▶ GIVEN TASK:
Your task is to write out the complete listing exactly as it is shown.

***

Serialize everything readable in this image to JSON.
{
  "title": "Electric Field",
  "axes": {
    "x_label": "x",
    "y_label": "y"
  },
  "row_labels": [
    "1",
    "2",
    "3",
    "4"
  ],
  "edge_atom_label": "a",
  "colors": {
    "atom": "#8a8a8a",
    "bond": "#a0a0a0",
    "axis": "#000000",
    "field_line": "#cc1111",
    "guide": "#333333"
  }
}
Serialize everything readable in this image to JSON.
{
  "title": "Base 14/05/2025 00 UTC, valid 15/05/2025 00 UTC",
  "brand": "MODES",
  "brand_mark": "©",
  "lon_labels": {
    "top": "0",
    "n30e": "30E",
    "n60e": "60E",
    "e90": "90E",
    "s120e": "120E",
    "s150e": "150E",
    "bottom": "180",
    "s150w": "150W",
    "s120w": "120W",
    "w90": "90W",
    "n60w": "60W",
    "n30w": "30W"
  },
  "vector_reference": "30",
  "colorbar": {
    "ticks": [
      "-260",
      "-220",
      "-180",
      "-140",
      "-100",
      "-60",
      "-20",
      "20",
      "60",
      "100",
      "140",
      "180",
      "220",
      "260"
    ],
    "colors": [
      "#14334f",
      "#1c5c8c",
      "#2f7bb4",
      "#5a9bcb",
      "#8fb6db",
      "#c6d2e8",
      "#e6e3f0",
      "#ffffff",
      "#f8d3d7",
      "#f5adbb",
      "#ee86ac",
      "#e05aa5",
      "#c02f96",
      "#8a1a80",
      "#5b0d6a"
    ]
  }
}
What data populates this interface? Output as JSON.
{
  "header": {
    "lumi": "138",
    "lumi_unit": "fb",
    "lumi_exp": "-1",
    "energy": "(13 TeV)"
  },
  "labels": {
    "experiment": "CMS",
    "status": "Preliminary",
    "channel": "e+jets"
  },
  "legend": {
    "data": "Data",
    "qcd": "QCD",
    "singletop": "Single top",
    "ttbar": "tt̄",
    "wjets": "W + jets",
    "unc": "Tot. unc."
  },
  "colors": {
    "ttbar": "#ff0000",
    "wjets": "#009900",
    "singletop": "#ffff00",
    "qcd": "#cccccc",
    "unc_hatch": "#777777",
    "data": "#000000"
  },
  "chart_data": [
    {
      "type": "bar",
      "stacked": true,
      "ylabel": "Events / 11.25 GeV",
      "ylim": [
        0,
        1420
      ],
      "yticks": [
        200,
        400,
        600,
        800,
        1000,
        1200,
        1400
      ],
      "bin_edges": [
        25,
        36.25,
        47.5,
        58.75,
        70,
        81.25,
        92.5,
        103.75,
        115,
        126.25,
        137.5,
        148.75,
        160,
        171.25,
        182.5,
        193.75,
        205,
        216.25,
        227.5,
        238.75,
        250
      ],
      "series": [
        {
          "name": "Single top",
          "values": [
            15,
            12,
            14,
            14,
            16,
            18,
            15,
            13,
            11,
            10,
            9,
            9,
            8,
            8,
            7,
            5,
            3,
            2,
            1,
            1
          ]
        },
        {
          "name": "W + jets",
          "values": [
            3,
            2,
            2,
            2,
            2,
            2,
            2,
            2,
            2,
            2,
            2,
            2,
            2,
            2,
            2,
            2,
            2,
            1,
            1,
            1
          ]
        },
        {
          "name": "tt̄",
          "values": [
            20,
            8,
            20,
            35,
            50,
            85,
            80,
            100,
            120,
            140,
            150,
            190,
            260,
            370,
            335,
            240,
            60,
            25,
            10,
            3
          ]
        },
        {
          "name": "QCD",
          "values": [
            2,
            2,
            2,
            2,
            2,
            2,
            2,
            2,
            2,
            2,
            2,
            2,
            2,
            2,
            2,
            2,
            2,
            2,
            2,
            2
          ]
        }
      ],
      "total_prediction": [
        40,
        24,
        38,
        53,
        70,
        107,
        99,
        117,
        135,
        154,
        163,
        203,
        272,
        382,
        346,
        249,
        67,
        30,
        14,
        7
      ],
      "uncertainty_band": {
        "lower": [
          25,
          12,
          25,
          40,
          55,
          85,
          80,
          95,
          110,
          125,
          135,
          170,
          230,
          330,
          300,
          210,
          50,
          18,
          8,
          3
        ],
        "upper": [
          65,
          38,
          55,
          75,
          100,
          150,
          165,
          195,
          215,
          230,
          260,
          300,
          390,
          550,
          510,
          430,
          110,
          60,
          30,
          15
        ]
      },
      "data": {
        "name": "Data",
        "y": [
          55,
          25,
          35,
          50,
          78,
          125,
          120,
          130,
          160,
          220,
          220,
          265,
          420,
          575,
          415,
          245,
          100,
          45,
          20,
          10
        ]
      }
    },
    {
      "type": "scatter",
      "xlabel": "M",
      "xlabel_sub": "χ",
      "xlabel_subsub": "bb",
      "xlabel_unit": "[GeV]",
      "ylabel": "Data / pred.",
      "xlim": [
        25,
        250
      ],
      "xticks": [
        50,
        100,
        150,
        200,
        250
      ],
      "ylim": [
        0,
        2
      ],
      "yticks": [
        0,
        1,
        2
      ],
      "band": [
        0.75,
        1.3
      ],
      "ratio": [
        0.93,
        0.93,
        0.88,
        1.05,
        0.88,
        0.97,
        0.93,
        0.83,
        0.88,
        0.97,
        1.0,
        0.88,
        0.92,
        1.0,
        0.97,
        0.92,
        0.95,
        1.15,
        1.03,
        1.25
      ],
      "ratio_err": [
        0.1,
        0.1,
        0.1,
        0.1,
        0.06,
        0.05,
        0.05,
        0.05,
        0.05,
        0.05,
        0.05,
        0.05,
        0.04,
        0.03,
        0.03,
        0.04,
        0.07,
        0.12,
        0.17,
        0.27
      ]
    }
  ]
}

***

▶ SOLUTION:
Serialize everything readable in this image to JSON.
{
  "title": "Electric Field",
  "axes": {
    "x_label": "x",
    "y_label": "y"
  },
  "row_labels": [
    "1",
    "2",
    "3",
    "4"
  ],
  "edge_atom_label": "a",
  "colors": {
    "atom": "#8a8a8a",
    "bond": "#a0a0a0",
    "axis": "#000000",
    "field_line": "#cc1111",
    "guide": "#333333"
  }
}
Serialize everything readable in this image to JSON.
{
  "title": "Base 14/05/2025 00 UTC, valid 15/05/2025 00 UTC",
  "brand": "MODES",
  "brand_mark": "©",
  "lon_labels": {
    "top": "0",
    "n30e": "30E",
    "n60e": "60E",
    "e90": "90E",
    "s120e": "120E",
    "s150e": "150E",
    "bottom": "180",
    "s150w": "150W",
    "s120w": "120W",
    "w90": "90W",
    "n60w": "60W",
    "n30w": "30W"
  },
  "vector_reference": "30",
  "colorbar": {
    "ticks": [
      "-260",
      "-220",
      "-180",
      "-140",
      "-100",
      "-60",
      "-20",
      "20",
      "60",
      "100",
      "140",
      "180",
      "220",
      "260"
    ],
    "colors": [
      "#14334f",
      "#1c5c8c",
      "#2f7bb4",
      "#5a9bcb",
      "#8fb6db",
      "#c6d2e8",
      "#e6e3f0",
      "#ffffff",
      "#f8d3d7",
      "#f5adbb",
      "#ee86ac",
      "#e05aa5",
      "#c02f96",
      "#8a1a80",
      "#5b0d6a"
    ]
  }
}
What data populates this interface? Output as JSON.
{
  "header": {
    "lumi": "138",
    "lumi_unit": "fb",
    "lumi_exp": "-1",
    "energy": "(13 TeV)"
  },
  "labels": {
    "experiment": "CMS",
    "status": "Preliminary",
    "channel": "e+jets"
  },
  "legend": {
    "data": "Data",
    "qcd": "QCD",
    "singletop": "Single top",
    "ttbar": "tt̄",
    "wjets": "W + jets",
    "unc": "Tot. unc."
  },
  "colors": {
    "ttbar": "#ff0000",
    "wjets": "#009900",
    "singletop": "#ffff00",
    "qcd": "#cccccc",
    "unc_hatch": "#777777",
    "data": "#000000"
  },
  "chart_data": [
    {
      "type": "bar",
      "stacked": true,
      "ylabel": "Events / 11.25 GeV",
      "ylim": [
        0,
        1420
      ],
      "yticks": [
        200,
        400,
        600,
        800,
        1000,
        1200,
        1400
      ],
      "bin_edges": [
        25,
        36.25,
        47.5,
        58.75,
        70,
        81.25,
        92.5,
        103.75,
        115,
        126.25,
        137.5,
        148.75,
        160,
        171.25,
        182.5,
        193.75,
        205,
        216.25,
        227.5,
        238.75,
        250
      ],
      "series": [
        {
          "name": "Single top",
          "values": [
            15,
            12,
            14,
            14,
            16,
            18,
            15,
            13,
            11,
            10,
            9,
            9,
            8,
            8,
            7,
            5,
            3,
            2,
            1,
            1
          ]
        },
        {
          "name": "W + jets",
          "values": [
            3,
            2,
            2,
            2,
            2,
            2,
            2,
            2,
            2,
            2,
            2,
            2,
            2,
            2,
            2,
            2,
            2,
            1,
            1,
            1
          ]
        },
        {
          "name": "tt̄",
          "values": [
            20,
            8,
            20,
            35,
            50,
            85,
            80,
            100,
            120,
            140,
            150,
            190,
            260,
            370,
            335,
            240,
            60,
            25,
            10,
            3
          ]
        },
        {
          "name": "QCD",
          "values": [
            2,
            2,
            2,
            2,
            2,
            2,
            2,
            2,
            2,
            2,
            2,
            2,
            2,
            2,
            2,
            2,
            2,
            2,
            2,
            2
          ]
        }
      ],
      "total_prediction": [
        40,
        24,
        38,
        53,
        70,
        107,
        99,
        117,
        135,
        154,
        163,
        203,
        272,
        382,
        346,
        249,
        67,
        30,
        14,
        7
      ],
      "uncertainty_band": {
        "lower": [
          25,
          12,
          25,
          40,
          55,
          85,
          80,
          95,
          110,
          125,
          135,
          170,
          230,
          330,
          300,
          210,
          50,
          18,
          8,
          3
        ],
        "upper": [
          65,
          38,
          55,
          75,
          100,
          150,
          165,
          195,
          215,
          230,
          260,
          300,
          390,
          550,
          510,
          430,
          110,
          60,
          30,
          15
        ]
      },
      "data": {
        "name": "Data",
        "y": [
          55,
          25,
          35,
          50,
          78,
          125,
          120,
          130,
          160,
          220,
          220,
          265,
          420,
          575,
          415,
          245,
          100,
          45,
          20,
          10
        ]
      }
    },
    {
      "type": "scatter",
      "xlabel": "M",
      "xlabel_sub": "χ",
      "xlabel_subsub": "bb",
      "xlabel_unit": "[GeV]",
      "ylabel": "Data / pred.",
      "xlim": [
        25,
        250
      ],
      "xticks": [
        50,
        100,
        150,
        200,
        250
      ],
      "ylim": [
        0,
        2
      ],
      "yticks": [
        0,
        1,
        2
      ],
      "band": [
        0.75,
        1.3
      ],
      "ratio": [
        0.93,
        0.93,
        0.88,
        1.05,
        0.88,
        0.97,
        0.93,
        0.83,
        0.88,
        0.97,
        1.0,
        0.88,
        0.92,
        1.0,
        0.97,
        0.92,
        0.95,
        1.15,
        1.03,
        1.25
      ],
      "ratio_err": [
        0.1,
        0.1,
        0.1,
        0.1,
        0.06,
        0.05,
        0.05,
        0.05,
        0.05,
        0.05,
        0.05,
        0.05,
        0.04,
        0.03,
        0.03,
        0.04,
        0.07,
        0.12,
        0.17,
        0.27
      ]
    }
  ]
}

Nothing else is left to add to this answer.